[What you are asked to do]:
Reproduce the full listing below unchanged, apart from the pictures.

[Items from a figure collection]
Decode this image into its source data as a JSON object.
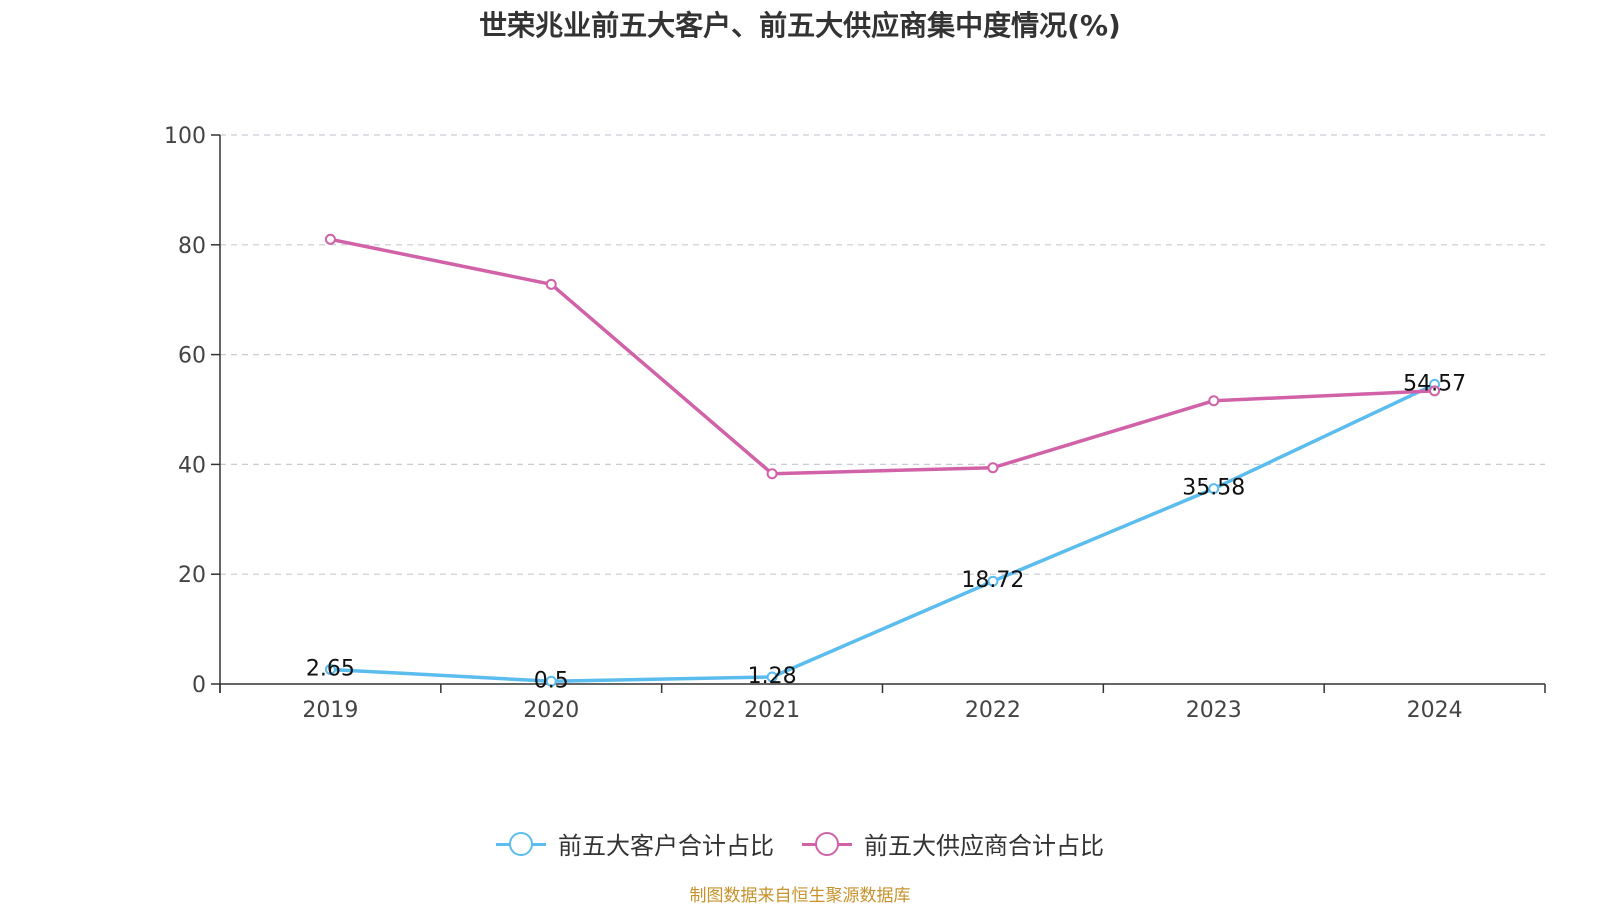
{
  "chart_data": {
    "type": "line",
    "title": "世荣兆业前五大客户、前五大供应商集中度情况(%)",
    "categories": [
      "2019",
      "2020",
      "2021",
      "2022",
      "2023",
      "2024"
    ],
    "ylim": [
      0,
      100
    ],
    "yticks": [
      0,
      20,
      40,
      60,
      80,
      100
    ],
    "grid": true,
    "legend_position": "bottom",
    "xlabel": "",
    "ylabel": "",
    "series": [
      {
        "name": "前五大客户合计占比",
        "color": "#5bbcee",
        "values": [
          2.65,
          0.5,
          1.28,
          18.72,
          35.58,
          54.57
        ],
        "labels_shown": true
      },
      {
        "name": "前五大供应商合计占比",
        "color": "#d162a8",
        "values": [
          81.0,
          72.8,
          38.3,
          39.4,
          51.6,
          53.4
        ],
        "labels_shown": false
      }
    ]
  },
  "source_note": "制图数据来自恒生聚源数据库"
}
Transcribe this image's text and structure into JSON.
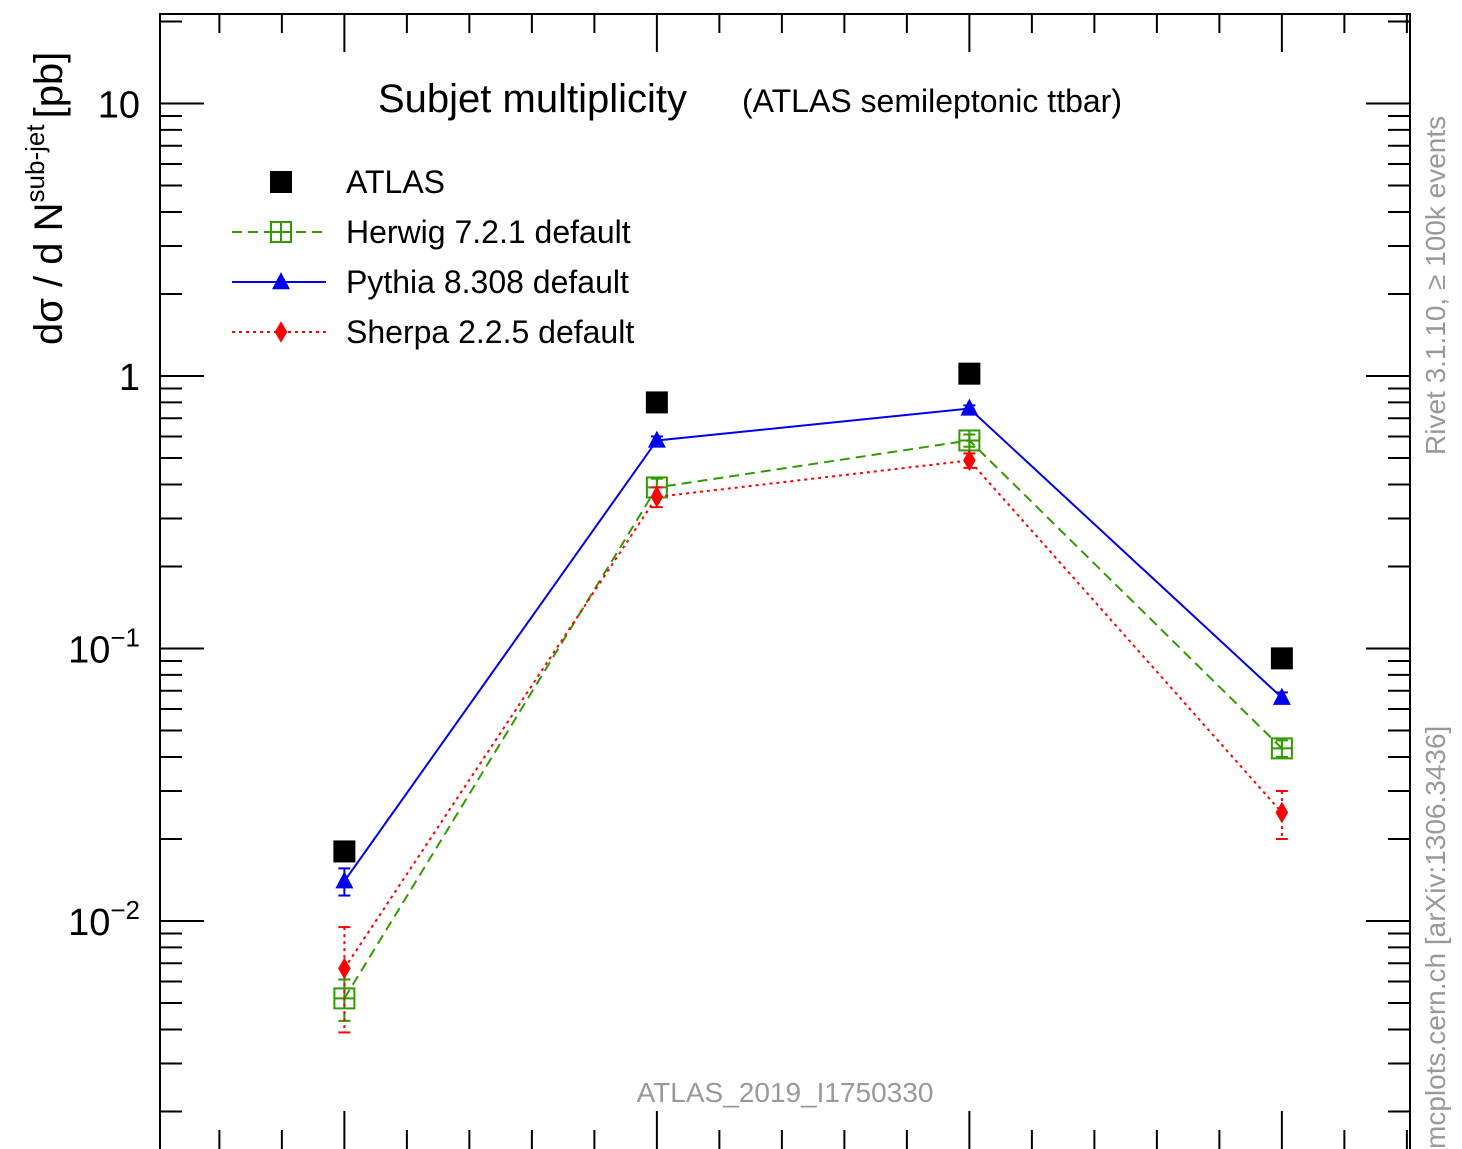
{
  "chart_data": {
    "type": "line",
    "title": "Subjet multiplicity",
    "subtitle": "(ATLAS semileptonic ttbar)",
    "ylabel": "dσ / d N",
    "ylabel_sup": "sub-jet",
    "ylabel_unit": "[pb]",
    "yscale": "log",
    "ylim": [
      0.002,
      20
    ],
    "x": [
      1,
      2,
      3,
      4
    ],
    "xlim": [
      0.41,
      4.41
    ],
    "y_ticks": [
      {
        "value": 10,
        "base": "10",
        "exp": ""
      },
      {
        "value": 1,
        "base": "1",
        "exp": ""
      },
      {
        "value": 0.1,
        "base": "10",
        "exp": "−1"
      },
      {
        "value": 0.01,
        "base": "10",
        "exp": "−2"
      }
    ],
    "legend_position": "top-left",
    "series": [
      {
        "name": "ATLAS",
        "values": [
          0.018,
          0.8,
          1.02,
          0.092
        ],
        "color": "#000000",
        "marker": "square-filled",
        "line": "none"
      },
      {
        "name": "Herwig 7.2.1 default",
        "values": [
          0.0052,
          0.39,
          0.58,
          0.043
        ],
        "errors": [
          0.0009,
          0.03,
          0.03,
          0.003
        ],
        "color": "#339900",
        "marker": "square-open",
        "line": "dashed"
      },
      {
        "name": "Pythia 8.308 default",
        "values": [
          0.014,
          0.58,
          0.76,
          0.066
        ],
        "errors": [
          0.0016,
          0.02,
          0.02,
          0.003
        ],
        "color": "#0000ee",
        "marker": "triangle-filled",
        "line": "solid"
      },
      {
        "name": "Sherpa 2.2.5 default",
        "values": [
          0.0067,
          0.36,
          0.49,
          0.025
        ],
        "errors": [
          0.0028,
          0.03,
          0.03,
          0.005
        ],
        "color": "#ff0000",
        "marker": "diamond-filled",
        "line": "dotted"
      }
    ],
    "watermark": "ATLAS_2019_I1750330",
    "side_label_top": "Rivet 3.1.10, ≥ 100k events",
    "side_label_bottom": "mcplots.cern.ch [arXiv:1306.3436]"
  }
}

[Answer to this task]:
Decode this image into its source data as a JSON object.
{
  "chart_data": {
    "type": "line",
    "title": "世荣兆业前五大客户、前五大供应商集中度情况(%)",
    "categories": [
      "2019",
      "2020",
      "2021",
      "2022",
      "2023",
      "2024"
    ],
    "ylim": [
      0,
      100
    ],
    "yticks": [
      0,
      20,
      40,
      60,
      80,
      100
    ],
    "grid": true,
    "legend_position": "bottom",
    "xlabel": "",
    "ylabel": "",
    "series": [
      {
        "name": "前五大客户合计占比",
        "color": "#5bbcee",
        "values": [
          2.65,
          0.5,
          1.28,
          18.72,
          35.58,
          54.57
        ],
        "labels_shown": true
      },
      {
        "name": "前五大供应商合计占比",
        "color": "#d162a8",
        "values": [
          81.0,
          72.8,
          38.3,
          39.4,
          51.6,
          53.4
        ],
        "labels_shown": false
      }
    ]
  },
  "source_note": "制图数据来自恒生聚源数据库"
}
Transcribe this image's text and structure into JSON.
{
  "chart_data": {
    "type": "line",
    "title": "Subjet multiplicity",
    "subtitle": "(ATLAS semileptonic ttbar)",
    "ylabel": "dσ / d N",
    "ylabel_sup": "sub-jet",
    "ylabel_unit": "[pb]",
    "yscale": "log",
    "ylim": [
      0.002,
      20
    ],
    "x": [
      1,
      2,
      3,
      4
    ],
    "xlim": [
      0.41,
      4.41
    ],
    "y_ticks": [
      {
        "value": 10,
        "base": "10",
        "exp": ""
      },
      {
        "value": 1,
        "base": "1",
        "exp": ""
      },
      {
        "value": 0.1,
        "base": "10",
        "exp": "−1"
      },
      {
        "value": 0.01,
        "base": "10",
        "exp": "−2"
      }
    ],
    "legend_position": "top-left",
    "series": [
      {
        "name": "ATLAS",
        "values": [
          0.018,
          0.8,
          1.02,
          0.092
        ],
        "color": "#000000",
        "marker": "square-filled",
        "line": "none"
      },
      {
        "name": "Herwig 7.2.1 default",
        "values": [
          0.0052,
          0.39,
          0.58,
          0.043
        ],
        "errors": [
          0.0009,
          0.03,
          0.03,
          0.003
        ],
        "color": "#339900",
        "marker": "square-open",
        "line": "dashed"
      },
      {
        "name": "Pythia 8.308 default",
        "values": [
          0.014,
          0.58,
          0.76,
          0.066
        ],
        "errors": [
          0.0016,
          0.02,
          0.02,
          0.003
        ],
        "color": "#0000ee",
        "marker": "triangle-filled",
        "line": "solid"
      },
      {
        "name": "Sherpa 2.2.5 default",
        "values": [
          0.0067,
          0.36,
          0.49,
          0.025
        ],
        "errors": [
          0.0028,
          0.03,
          0.03,
          0.005
        ],
        "color": "#ff0000",
        "marker": "diamond-filled",
        "line": "dotted"
      }
    ],
    "watermark": "ATLAS_2019_I1750330",
    "side_label_top": "Rivet 3.1.10, ≥ 100k events",
    "side_label_bottom": "mcplots.cern.ch [arXiv:1306.3436]"
  }
}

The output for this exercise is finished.